● **Dataset**:
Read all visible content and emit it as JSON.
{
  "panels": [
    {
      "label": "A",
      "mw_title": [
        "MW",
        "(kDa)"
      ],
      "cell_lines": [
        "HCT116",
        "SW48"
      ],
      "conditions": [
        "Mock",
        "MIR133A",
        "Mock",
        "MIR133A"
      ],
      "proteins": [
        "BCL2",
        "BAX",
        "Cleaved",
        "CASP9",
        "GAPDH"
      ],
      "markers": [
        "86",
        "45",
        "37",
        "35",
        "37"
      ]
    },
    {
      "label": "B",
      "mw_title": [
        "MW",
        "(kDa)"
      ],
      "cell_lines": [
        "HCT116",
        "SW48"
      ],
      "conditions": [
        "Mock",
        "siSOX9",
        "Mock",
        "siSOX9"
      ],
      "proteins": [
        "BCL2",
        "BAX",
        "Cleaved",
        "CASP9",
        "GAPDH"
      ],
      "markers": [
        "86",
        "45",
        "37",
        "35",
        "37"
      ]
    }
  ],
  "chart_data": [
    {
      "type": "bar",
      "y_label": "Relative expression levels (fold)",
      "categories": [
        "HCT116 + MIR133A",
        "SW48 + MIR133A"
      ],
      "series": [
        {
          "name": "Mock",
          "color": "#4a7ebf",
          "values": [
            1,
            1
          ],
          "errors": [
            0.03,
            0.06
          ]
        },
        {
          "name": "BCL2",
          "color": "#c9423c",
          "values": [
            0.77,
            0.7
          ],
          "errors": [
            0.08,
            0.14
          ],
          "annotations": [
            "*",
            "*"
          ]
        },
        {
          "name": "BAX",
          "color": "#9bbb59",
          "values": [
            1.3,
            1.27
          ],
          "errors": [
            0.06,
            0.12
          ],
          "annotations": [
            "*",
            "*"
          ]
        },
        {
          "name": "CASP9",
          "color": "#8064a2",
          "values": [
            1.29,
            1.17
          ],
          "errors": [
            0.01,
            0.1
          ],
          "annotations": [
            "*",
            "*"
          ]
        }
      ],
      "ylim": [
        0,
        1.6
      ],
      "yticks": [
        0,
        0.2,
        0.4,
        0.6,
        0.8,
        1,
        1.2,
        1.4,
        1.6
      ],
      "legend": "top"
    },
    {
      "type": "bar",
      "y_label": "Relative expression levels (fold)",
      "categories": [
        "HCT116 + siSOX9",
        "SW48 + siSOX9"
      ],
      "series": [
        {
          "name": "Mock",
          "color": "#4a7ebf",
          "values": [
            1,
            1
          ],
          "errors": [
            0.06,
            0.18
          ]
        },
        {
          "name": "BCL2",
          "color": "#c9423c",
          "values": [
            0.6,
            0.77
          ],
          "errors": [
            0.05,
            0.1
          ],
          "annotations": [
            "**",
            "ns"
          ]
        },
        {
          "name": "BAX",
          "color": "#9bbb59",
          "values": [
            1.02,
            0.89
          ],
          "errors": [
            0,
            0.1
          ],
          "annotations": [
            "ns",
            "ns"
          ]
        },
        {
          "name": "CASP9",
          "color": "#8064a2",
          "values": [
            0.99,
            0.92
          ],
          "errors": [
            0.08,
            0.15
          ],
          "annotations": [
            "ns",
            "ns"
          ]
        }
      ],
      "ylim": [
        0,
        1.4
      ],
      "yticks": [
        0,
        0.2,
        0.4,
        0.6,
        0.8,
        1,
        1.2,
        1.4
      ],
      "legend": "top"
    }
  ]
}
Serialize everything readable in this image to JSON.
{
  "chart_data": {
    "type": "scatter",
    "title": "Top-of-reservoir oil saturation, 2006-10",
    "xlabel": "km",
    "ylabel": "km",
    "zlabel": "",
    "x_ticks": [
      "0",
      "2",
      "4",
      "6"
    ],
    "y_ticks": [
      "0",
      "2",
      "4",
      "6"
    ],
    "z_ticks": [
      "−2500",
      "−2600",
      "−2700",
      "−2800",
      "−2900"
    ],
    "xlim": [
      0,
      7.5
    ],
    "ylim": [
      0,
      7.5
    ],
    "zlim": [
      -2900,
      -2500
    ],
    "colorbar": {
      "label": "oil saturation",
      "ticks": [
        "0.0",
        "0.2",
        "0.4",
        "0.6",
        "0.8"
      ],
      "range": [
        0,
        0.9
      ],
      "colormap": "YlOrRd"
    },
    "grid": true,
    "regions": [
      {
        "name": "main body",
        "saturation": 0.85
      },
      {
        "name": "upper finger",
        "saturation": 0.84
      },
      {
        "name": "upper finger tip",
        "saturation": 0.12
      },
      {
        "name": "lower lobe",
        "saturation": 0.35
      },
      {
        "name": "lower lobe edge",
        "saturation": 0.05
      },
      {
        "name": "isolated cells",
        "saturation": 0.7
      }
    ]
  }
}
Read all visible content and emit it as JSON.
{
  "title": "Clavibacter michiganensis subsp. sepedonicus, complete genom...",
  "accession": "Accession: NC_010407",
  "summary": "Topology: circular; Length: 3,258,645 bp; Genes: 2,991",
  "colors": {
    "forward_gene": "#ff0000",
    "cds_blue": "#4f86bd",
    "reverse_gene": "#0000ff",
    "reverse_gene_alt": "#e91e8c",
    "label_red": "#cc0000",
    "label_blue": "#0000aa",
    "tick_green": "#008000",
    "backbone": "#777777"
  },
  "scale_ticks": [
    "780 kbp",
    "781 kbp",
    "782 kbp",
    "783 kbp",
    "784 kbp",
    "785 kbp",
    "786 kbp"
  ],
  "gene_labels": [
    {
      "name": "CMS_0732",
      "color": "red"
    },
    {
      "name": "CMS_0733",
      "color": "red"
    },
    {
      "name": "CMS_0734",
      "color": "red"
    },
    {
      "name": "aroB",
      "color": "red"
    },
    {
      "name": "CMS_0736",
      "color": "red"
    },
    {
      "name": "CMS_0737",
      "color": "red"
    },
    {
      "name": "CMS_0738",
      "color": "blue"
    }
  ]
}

● **Assigned task**:
The records above must be repeated exactly, every one of them.

● **Solution to the problem**:
Read all visible content and emit it as JSON.
{
  "panels": [
    {
      "label": "A",
      "mw_title": [
        "MW",
        "(kDa)"
      ],
      "cell_lines": [
        "HCT116",
        "SW48"
      ],
      "conditions": [
        "Mock",
        "MIR133A",
        "Mock",
        "MIR133A"
      ],
      "proteins": [
        "BCL2",
        "BAX",
        "Cleaved",
        "CASP9",
        "GAPDH"
      ],
      "markers": [
        "86",
        "45",
        "37",
        "35",
        "37"
      ]
    },
    {
      "label": "B",
      "mw_title": [
        "MW",
        "(kDa)"
      ],
      "cell_lines": [
        "HCT116",
        "SW48"
      ],
      "conditions": [
        "Mock",
        "siSOX9",
        "Mock",
        "siSOX9"
      ],
      "proteins": [
        "BCL2",
        "BAX",
        "Cleaved",
        "CASP9",
        "GAPDH"
      ],
      "markers": [
        "86",
        "45",
        "37",
        "35",
        "37"
      ]
    }
  ],
  "chart_data": [
    {
      "type": "bar",
      "y_label": "Relative expression levels (fold)",
      "categories": [
        "HCT116 + MIR133A",
        "SW48 + MIR133A"
      ],
      "series": [
        {
          "name": "Mock",
          "color": "#4a7ebf",
          "values": [
            1,
            1
          ],
          "errors": [
            0.03,
            0.06
          ]
        },
        {
          "name": "BCL2",
          "color": "#c9423c",
          "values": [
            0.77,
            0.7
          ],
          "errors": [
            0.08,
            0.14
          ],
          "annotations": [
            "*",
            "*"
          ]
        },
        {
          "name": "BAX",
          "color": "#9bbb59",
          "values": [
            1.3,
            1.27
          ],
          "errors": [
            0.06,
            0.12
          ],
          "annotations": [
            "*",
            "*"
          ]
        },
        {
          "name": "CASP9",
          "color": "#8064a2",
          "values": [
            1.29,
            1.17
          ],
          "errors": [
            0.01,
            0.1
          ],
          "annotations": [
            "*",
            "*"
          ]
        }
      ],
      "ylim": [
        0,
        1.6
      ],
      "yticks": [
        0,
        0.2,
        0.4,
        0.6,
        0.8,
        1,
        1.2,
        1.4,
        1.6
      ],
      "legend": "top"
    },
    {
      "type": "bar",
      "y_label": "Relative expression levels (fold)",
      "categories": [
        "HCT116 + siSOX9",
        "SW48 + siSOX9"
      ],
      "series": [
        {
          "name": "Mock",
          "color": "#4a7ebf",
          "values": [
            1,
            1
          ],
          "errors": [
            0.06,
            0.18
          ]
        },
        {
          "name": "BCL2",
          "color": "#c9423c",
          "values": [
            0.6,
            0.77
          ],
          "errors": [
            0.05,
            0.1
          ],
          "annotations": [
            "**",
            "ns"
          ]
        },
        {
          "name": "BAX",
          "color": "#9bbb59",
          "values": [
            1.02,
            0.89
          ],
          "errors": [
            0,
            0.1
          ],
          "annotations": [
            "ns",
            "ns"
          ]
        },
        {
          "name": "CASP9",
          "color": "#8064a2",
          "values": [
            0.99,
            0.92
          ],
          "errors": [
            0.08,
            0.15
          ],
          "annotations": [
            "ns",
            "ns"
          ]
        }
      ],
      "ylim": [
        0,
        1.4
      ],
      "yticks": [
        0,
        0.2,
        0.4,
        0.6,
        0.8,
        1,
        1.2,
        1.4
      ],
      "legend": "top"
    }
  ]
}
Serialize everything readable in this image to JSON.
{
  "chart_data": {
    "type": "scatter",
    "title": "Top-of-reservoir oil saturation, 2006-10",
    "xlabel": "km",
    "ylabel": "km",
    "zlabel": "",
    "x_ticks": [
      "0",
      "2",
      "4",
      "6"
    ],
    "y_ticks": [
      "0",
      "2",
      "4",
      "6"
    ],
    "z_ticks": [
      "−2500",
      "−2600",
      "−2700",
      "−2800",
      "−2900"
    ],
    "xlim": [
      0,
      7.5
    ],
    "ylim": [
      0,
      7.5
    ],
    "zlim": [
      -2900,
      -2500
    ],
    "colorbar": {
      "label": "oil saturation",
      "ticks": [
        "0.0",
        "0.2",
        "0.4",
        "0.6",
        "0.8"
      ],
      "range": [
        0,
        0.9
      ],
      "colormap": "YlOrRd"
    },
    "grid": true,
    "regions": [
      {
        "name": "main body",
        "saturation": 0.85
      },
      {
        "name": "upper finger",
        "saturation": 0.84
      },
      {
        "name": "upper finger tip",
        "saturation": 0.12
      },
      {
        "name": "lower lobe",
        "saturation": 0.35
      },
      {
        "name": "lower lobe edge",
        "saturation": 0.05
      },
      {
        "name": "isolated cells",
        "saturation": 0.7
      }
    ]
  }
}
Read all visible content and emit it as JSON.
{
  "title": "Clavibacter michiganensis subsp. sepedonicus, complete genom...",
  "accession": "Accession: NC_010407",
  "summary": "Topology: circular; Length: 3,258,645 bp; Genes: 2,991",
  "colors": {
    "forward_gene": "#ff0000",
    "cds_blue": "#4f86bd",
    "reverse_gene": "#0000ff",
    "reverse_gene_alt": "#e91e8c",
    "label_red": "#cc0000",
    "label_blue": "#0000aa",
    "tick_green": "#008000",
    "backbone": "#777777"
  },
  "scale_ticks": [
    "780 kbp",
    "781 kbp",
    "782 kbp",
    "783 kbp",
    "784 kbp",
    "785 kbp",
    "786 kbp"
  ],
  "gene_labels": [
    {
      "name": "CMS_0732",
      "color": "red"
    },
    {
      "name": "CMS_0733",
      "color": "red"
    },
    {
      "name": "CMS_0734",
      "color": "red"
    },
    {
      "name": "aroB",
      "color": "red"
    },
    {
      "name": "CMS_0736",
      "color": "red"
    },
    {
      "name": "CMS_0737",
      "color": "red"
    },
    {
      "name": "CMS_0738",
      "color": "blue"
    }
  ]
}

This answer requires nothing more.